Entries with figure data:
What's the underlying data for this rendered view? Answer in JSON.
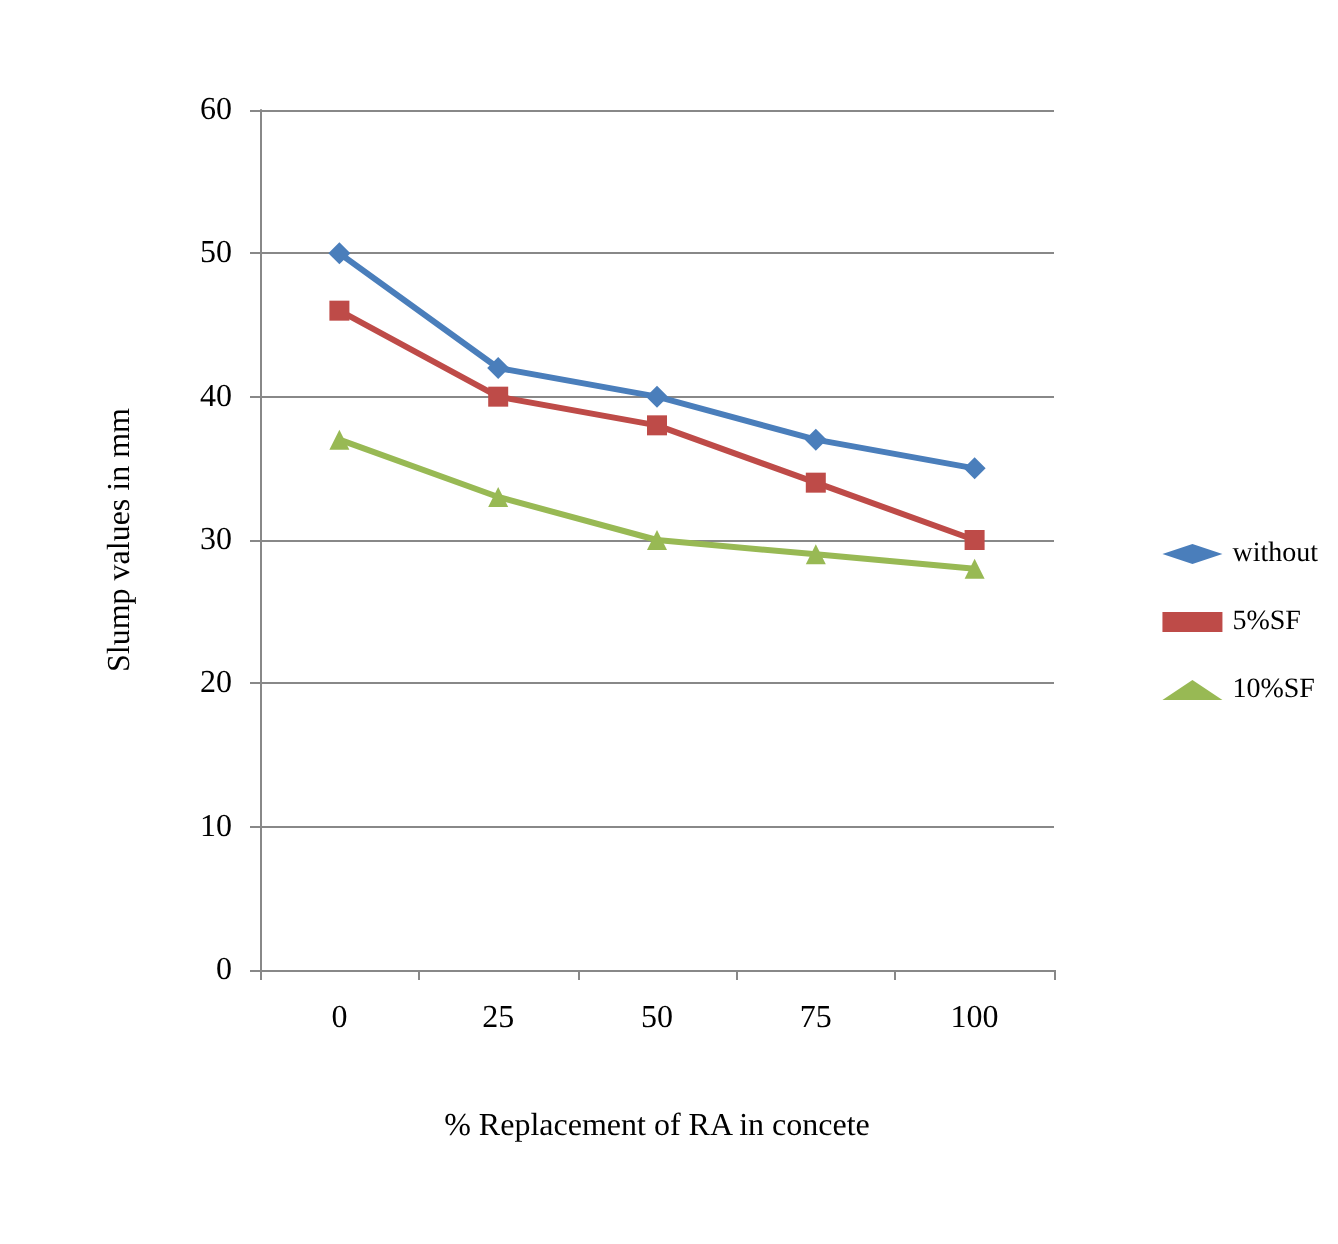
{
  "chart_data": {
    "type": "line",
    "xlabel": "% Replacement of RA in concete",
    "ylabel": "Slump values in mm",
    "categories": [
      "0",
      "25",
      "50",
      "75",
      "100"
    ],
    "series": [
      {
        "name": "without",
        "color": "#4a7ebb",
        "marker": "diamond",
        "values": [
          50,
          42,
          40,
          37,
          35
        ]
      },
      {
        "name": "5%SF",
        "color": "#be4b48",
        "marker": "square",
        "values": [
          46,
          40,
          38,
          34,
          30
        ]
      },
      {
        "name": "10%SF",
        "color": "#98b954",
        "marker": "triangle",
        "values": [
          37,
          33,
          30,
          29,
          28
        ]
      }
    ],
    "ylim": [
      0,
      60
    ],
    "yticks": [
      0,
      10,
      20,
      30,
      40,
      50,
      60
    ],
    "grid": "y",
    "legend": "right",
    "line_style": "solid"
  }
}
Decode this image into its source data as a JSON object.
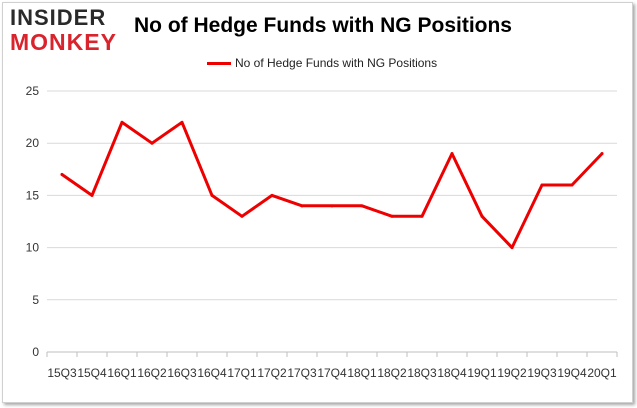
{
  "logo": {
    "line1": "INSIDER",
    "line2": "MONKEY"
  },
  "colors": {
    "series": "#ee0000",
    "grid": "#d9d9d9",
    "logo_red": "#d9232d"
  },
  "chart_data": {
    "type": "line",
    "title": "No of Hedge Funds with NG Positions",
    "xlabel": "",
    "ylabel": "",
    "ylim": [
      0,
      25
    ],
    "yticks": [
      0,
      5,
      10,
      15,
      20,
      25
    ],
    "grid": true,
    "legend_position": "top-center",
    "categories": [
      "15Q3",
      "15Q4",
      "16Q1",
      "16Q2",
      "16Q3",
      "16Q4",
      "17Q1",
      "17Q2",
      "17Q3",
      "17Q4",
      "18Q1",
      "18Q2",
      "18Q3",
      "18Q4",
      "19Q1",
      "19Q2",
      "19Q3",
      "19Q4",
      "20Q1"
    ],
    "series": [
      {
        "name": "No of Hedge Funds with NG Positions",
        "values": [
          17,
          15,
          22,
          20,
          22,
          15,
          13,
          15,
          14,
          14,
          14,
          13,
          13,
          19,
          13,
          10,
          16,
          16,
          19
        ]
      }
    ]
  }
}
==
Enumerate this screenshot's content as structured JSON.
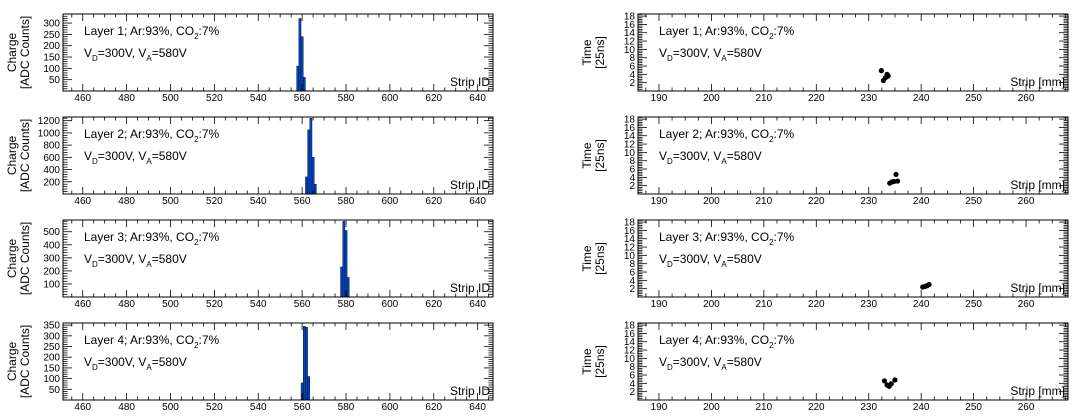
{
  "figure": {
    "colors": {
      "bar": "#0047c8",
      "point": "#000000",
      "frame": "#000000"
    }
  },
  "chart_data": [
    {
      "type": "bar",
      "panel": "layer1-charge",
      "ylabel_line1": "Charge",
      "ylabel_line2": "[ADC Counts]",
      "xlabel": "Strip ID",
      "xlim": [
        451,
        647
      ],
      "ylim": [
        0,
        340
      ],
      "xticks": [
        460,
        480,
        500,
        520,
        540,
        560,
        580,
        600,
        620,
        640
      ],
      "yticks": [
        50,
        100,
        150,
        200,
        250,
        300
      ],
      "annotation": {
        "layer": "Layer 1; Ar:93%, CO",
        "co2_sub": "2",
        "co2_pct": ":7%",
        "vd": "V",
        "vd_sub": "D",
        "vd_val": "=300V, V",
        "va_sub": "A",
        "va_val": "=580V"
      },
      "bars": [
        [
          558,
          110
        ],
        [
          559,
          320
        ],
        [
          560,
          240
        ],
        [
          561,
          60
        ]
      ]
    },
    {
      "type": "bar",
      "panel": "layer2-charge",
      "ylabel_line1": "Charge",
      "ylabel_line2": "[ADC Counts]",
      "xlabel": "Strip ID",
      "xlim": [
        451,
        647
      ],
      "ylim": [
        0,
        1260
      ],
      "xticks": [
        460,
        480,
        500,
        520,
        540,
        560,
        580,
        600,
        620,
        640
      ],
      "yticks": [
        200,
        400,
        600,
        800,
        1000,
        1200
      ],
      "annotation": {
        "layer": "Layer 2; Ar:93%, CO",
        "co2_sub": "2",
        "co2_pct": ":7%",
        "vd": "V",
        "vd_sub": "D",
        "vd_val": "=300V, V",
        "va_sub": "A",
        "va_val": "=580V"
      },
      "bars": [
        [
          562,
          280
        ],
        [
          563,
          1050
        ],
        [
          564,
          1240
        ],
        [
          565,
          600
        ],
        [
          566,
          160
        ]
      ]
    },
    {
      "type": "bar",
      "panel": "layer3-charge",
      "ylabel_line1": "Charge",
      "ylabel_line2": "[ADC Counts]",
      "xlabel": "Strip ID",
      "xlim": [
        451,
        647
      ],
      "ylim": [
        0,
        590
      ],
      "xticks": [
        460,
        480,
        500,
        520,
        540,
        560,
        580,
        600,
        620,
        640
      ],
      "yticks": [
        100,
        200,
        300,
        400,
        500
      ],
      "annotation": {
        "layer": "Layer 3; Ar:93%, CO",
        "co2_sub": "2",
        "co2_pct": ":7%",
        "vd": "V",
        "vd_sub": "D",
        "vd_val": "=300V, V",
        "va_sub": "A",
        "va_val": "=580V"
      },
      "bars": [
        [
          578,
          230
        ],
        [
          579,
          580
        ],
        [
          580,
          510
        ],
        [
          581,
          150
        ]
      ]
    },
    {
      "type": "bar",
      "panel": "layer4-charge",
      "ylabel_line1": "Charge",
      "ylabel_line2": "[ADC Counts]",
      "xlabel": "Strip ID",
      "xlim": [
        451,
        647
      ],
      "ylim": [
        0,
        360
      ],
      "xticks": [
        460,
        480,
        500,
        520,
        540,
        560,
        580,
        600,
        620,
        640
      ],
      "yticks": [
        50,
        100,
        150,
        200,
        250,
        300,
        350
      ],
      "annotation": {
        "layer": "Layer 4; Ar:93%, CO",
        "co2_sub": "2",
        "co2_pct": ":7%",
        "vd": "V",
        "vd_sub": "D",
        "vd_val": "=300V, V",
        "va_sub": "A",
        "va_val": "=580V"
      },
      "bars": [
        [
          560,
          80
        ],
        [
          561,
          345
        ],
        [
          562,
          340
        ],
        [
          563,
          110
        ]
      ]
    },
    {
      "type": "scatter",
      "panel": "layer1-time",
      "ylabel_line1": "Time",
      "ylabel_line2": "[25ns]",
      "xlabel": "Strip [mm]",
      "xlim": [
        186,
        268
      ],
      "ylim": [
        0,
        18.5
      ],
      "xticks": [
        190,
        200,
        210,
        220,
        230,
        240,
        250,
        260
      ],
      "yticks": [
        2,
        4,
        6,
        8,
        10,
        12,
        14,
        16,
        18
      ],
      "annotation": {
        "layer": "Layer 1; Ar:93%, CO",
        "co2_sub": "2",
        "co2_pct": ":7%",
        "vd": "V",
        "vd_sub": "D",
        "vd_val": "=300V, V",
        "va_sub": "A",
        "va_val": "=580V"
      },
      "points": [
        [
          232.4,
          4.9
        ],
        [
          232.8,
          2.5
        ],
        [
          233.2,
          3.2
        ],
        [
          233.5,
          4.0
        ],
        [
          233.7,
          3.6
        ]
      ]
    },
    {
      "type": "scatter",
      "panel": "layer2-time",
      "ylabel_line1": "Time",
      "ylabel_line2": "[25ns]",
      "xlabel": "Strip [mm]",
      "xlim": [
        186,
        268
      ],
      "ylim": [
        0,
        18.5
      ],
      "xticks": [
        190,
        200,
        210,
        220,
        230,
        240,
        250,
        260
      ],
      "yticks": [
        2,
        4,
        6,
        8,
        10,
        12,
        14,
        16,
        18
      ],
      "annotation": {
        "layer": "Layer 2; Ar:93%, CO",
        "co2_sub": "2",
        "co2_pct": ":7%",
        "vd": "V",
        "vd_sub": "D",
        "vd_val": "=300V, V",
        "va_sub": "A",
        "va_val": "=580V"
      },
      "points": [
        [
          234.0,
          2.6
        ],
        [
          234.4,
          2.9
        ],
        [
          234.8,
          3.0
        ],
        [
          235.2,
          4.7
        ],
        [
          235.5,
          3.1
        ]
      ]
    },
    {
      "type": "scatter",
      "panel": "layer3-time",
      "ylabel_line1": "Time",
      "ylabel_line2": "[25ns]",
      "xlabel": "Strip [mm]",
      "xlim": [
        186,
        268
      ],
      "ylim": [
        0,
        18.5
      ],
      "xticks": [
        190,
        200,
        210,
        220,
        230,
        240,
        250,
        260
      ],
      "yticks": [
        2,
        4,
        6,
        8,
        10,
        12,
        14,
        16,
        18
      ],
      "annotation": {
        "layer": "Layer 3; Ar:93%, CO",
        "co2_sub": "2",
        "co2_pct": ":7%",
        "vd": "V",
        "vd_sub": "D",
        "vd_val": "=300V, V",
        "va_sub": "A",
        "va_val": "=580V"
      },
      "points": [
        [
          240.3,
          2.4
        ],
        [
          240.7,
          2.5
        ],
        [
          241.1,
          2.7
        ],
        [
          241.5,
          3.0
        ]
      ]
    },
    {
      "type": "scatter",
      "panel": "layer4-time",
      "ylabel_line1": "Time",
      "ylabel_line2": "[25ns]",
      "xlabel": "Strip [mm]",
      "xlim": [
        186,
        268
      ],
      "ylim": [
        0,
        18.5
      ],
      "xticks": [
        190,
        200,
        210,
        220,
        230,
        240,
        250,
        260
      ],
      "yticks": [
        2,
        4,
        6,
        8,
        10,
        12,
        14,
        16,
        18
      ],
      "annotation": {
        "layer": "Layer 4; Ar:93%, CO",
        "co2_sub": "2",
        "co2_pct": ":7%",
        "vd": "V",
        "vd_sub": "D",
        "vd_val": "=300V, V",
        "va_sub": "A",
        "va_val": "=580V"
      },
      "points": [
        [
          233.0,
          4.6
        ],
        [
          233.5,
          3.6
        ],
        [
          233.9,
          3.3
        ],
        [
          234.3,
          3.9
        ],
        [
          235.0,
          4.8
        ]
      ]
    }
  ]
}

• Exercise aim
Extract all lines containing the word "this".

• Expected answer
What's the underlying data for this rendered view? Answer in JSON.
Decode this image into its source data as a JSON object.
Enumerate this screenshot's content as structured JSON.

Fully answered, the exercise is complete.